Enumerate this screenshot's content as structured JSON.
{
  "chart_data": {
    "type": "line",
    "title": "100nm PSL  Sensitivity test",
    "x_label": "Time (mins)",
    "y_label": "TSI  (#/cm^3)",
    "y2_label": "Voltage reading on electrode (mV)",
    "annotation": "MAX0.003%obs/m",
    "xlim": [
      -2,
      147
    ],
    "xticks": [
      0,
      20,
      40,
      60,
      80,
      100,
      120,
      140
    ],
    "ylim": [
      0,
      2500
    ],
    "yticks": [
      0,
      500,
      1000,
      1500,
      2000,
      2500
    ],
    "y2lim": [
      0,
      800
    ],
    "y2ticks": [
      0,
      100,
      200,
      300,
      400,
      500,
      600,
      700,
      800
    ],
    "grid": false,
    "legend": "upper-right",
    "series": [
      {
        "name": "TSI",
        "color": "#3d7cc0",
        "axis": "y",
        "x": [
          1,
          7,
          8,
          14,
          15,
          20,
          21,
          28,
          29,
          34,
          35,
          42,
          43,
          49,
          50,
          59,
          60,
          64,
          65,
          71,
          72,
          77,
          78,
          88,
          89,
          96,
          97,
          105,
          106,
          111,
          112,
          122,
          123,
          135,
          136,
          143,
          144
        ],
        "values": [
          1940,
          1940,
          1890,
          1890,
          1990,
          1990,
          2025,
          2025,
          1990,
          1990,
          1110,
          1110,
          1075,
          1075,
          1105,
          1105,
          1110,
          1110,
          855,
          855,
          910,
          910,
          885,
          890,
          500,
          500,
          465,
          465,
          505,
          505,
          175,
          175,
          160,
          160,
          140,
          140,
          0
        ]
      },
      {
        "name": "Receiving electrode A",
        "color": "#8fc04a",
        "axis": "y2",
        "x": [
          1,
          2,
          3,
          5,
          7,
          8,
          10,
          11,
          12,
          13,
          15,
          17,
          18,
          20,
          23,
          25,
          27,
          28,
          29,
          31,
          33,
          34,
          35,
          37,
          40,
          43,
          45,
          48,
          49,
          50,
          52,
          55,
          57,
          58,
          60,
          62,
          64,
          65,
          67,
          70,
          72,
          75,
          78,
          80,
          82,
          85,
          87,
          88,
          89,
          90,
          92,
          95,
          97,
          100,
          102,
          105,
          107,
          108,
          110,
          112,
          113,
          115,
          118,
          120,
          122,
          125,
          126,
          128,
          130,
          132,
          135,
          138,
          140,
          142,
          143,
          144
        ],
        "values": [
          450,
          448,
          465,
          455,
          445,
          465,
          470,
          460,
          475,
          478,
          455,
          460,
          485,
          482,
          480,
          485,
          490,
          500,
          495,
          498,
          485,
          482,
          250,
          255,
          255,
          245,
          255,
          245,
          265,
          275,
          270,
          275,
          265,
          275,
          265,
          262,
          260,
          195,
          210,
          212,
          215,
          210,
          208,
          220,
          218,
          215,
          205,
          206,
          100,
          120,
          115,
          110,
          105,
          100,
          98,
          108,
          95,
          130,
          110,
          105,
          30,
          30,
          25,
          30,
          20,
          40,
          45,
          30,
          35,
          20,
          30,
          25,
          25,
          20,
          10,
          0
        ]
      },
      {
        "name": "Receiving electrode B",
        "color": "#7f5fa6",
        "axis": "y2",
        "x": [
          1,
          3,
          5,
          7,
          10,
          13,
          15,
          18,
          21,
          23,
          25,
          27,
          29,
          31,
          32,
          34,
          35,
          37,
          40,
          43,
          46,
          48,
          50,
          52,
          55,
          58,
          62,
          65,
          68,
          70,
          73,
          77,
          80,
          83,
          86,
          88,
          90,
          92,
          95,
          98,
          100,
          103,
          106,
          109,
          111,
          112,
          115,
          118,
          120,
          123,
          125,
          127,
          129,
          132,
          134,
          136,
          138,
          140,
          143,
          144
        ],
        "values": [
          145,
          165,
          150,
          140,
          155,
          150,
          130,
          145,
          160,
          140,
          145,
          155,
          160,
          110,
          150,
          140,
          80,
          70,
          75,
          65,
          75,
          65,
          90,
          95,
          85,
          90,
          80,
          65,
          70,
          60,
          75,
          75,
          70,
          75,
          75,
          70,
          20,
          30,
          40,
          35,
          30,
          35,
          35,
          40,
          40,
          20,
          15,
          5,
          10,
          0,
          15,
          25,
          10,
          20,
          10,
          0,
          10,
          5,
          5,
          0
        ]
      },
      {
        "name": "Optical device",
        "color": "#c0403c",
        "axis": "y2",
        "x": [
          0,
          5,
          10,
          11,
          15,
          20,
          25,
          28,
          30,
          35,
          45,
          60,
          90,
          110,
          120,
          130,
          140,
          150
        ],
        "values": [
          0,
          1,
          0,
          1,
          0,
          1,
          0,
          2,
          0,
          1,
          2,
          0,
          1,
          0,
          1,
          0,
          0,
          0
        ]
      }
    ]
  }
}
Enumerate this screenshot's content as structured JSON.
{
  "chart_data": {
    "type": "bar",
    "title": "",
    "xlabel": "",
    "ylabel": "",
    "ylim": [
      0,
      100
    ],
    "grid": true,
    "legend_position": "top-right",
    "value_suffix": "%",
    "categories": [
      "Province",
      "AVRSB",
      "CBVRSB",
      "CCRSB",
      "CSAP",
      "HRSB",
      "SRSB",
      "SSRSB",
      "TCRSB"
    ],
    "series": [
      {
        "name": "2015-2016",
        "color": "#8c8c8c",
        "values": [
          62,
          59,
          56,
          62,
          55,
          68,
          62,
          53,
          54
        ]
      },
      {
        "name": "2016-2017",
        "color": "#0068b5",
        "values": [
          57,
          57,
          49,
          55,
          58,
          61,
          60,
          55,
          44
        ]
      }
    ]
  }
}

_AIM_. Extract every entry above as it appears.

_THE OUTPUT_.
Enumerate this screenshot's content as structured JSON.
{
  "chart_data": {
    "type": "line",
    "title": "100nm PSL  Sensitivity test",
    "x_label": "Time (mins)",
    "y_label": "TSI  (#/cm^3)",
    "y2_label": "Voltage reading on electrode (mV)",
    "annotation": "MAX0.003%obs/m",
    "xlim": [
      -2,
      147
    ],
    "xticks": [
      0,
      20,
      40,
      60,
      80,
      100,
      120,
      140
    ],
    "ylim": [
      0,
      2500
    ],
    "yticks": [
      0,
      500,
      1000,
      1500,
      2000,
      2500
    ],
    "y2lim": [
      0,
      800
    ],
    "y2ticks": [
      0,
      100,
      200,
      300,
      400,
      500,
      600,
      700,
      800
    ],
    "grid": false,
    "legend": "upper-right",
    "series": [
      {
        "name": "TSI",
        "color": "#3d7cc0",
        "axis": "y",
        "x": [
          1,
          7,
          8,
          14,
          15,
          20,
          21,
          28,
          29,
          34,
          35,
          42,
          43,
          49,
          50,
          59,
          60,
          64,
          65,
          71,
          72,
          77,
          78,
          88,
          89,
          96,
          97,
          105,
          106,
          111,
          112,
          122,
          123,
          135,
          136,
          143,
          144
        ],
        "values": [
          1940,
          1940,
          1890,
          1890,
          1990,
          1990,
          2025,
          2025,
          1990,
          1990,
          1110,
          1110,
          1075,
          1075,
          1105,
          1105,
          1110,
          1110,
          855,
          855,
          910,
          910,
          885,
          890,
          500,
          500,
          465,
          465,
          505,
          505,
          175,
          175,
          160,
          160,
          140,
          140,
          0
        ]
      },
      {
        "name": "Receiving electrode A",
        "color": "#8fc04a",
        "axis": "y2",
        "x": [
          1,
          2,
          3,
          5,
          7,
          8,
          10,
          11,
          12,
          13,
          15,
          17,
          18,
          20,
          23,
          25,
          27,
          28,
          29,
          31,
          33,
          34,
          35,
          37,
          40,
          43,
          45,
          48,
          49,
          50,
          52,
          55,
          57,
          58,
          60,
          62,
          64,
          65,
          67,
          70,
          72,
          75,
          78,
          80,
          82,
          85,
          87,
          88,
          89,
          90,
          92,
          95,
          97,
          100,
          102,
          105,
          107,
          108,
          110,
          112,
          113,
          115,
          118,
          120,
          122,
          125,
          126,
          128,
          130,
          132,
          135,
          138,
          140,
          142,
          143,
          144
        ],
        "values": [
          450,
          448,
          465,
          455,
          445,
          465,
          470,
          460,
          475,
          478,
          455,
          460,
          485,
          482,
          480,
          485,
          490,
          500,
          495,
          498,
          485,
          482,
          250,
          255,
          255,
          245,
          255,
          245,
          265,
          275,
          270,
          275,
          265,
          275,
          265,
          262,
          260,
          195,
          210,
          212,
          215,
          210,
          208,
          220,
          218,
          215,
          205,
          206,
          100,
          120,
          115,
          110,
          105,
          100,
          98,
          108,
          95,
          130,
          110,
          105,
          30,
          30,
          25,
          30,
          20,
          40,
          45,
          30,
          35,
          20,
          30,
          25,
          25,
          20,
          10,
          0
        ]
      },
      {
        "name": "Receiving electrode B",
        "color": "#7f5fa6",
        "axis": "y2",
        "x": [
          1,
          3,
          5,
          7,
          10,
          13,
          15,
          18,
          21,
          23,
          25,
          27,
          29,
          31,
          32,
          34,
          35,
          37,
          40,
          43,
          46,
          48,
          50,
          52,
          55,
          58,
          62,
          65,
          68,
          70,
          73,
          77,
          80,
          83,
          86,
          88,
          90,
          92,
          95,
          98,
          100,
          103,
          106,
          109,
          111,
          112,
          115,
          118,
          120,
          123,
          125,
          127,
          129,
          132,
          134,
          136,
          138,
          140,
          143,
          144
        ],
        "values": [
          145,
          165,
          150,
          140,
          155,
          150,
          130,
          145,
          160,
          140,
          145,
          155,
          160,
          110,
          150,
          140,
          80,
          70,
          75,
          65,
          75,
          65,
          90,
          95,
          85,
          90,
          80,
          65,
          70,
          60,
          75,
          75,
          70,
          75,
          75,
          70,
          20,
          30,
          40,
          35,
          30,
          35,
          35,
          40,
          40,
          20,
          15,
          5,
          10,
          0,
          15,
          25,
          10,
          20,
          10,
          0,
          10,
          5,
          5,
          0
        ]
      },
      {
        "name": "Optical device",
        "color": "#c0403c",
        "axis": "y2",
        "x": [
          0,
          5,
          10,
          11,
          15,
          20,
          25,
          28,
          30,
          35,
          45,
          60,
          90,
          110,
          120,
          130,
          140,
          150
        ],
        "values": [
          0,
          1,
          0,
          1,
          0,
          1,
          0,
          2,
          0,
          1,
          2,
          0,
          1,
          0,
          1,
          0,
          0,
          0
        ]
      }
    ]
  }
}
Enumerate this screenshot's content as structured JSON.
{
  "chart_data": {
    "type": "bar",
    "title": "",
    "xlabel": "",
    "ylabel": "",
    "ylim": [
      0,
      100
    ],
    "grid": true,
    "legend_position": "top-right",
    "value_suffix": "%",
    "categories": [
      "Province",
      "AVRSB",
      "CBVRSB",
      "CCRSB",
      "CSAP",
      "HRSB",
      "SRSB",
      "SSRSB",
      "TCRSB"
    ],
    "series": [
      {
        "name": "2015-2016",
        "color": "#8c8c8c",
        "values": [
          62,
          59,
          56,
          62,
          55,
          68,
          62,
          53,
          54
        ]
      },
      {
        "name": "2016-2017",
        "color": "#0068b5",
        "values": [
          57,
          57,
          49,
          55,
          58,
          61,
          60,
          55,
          44
        ]
      }
    ]
  }
}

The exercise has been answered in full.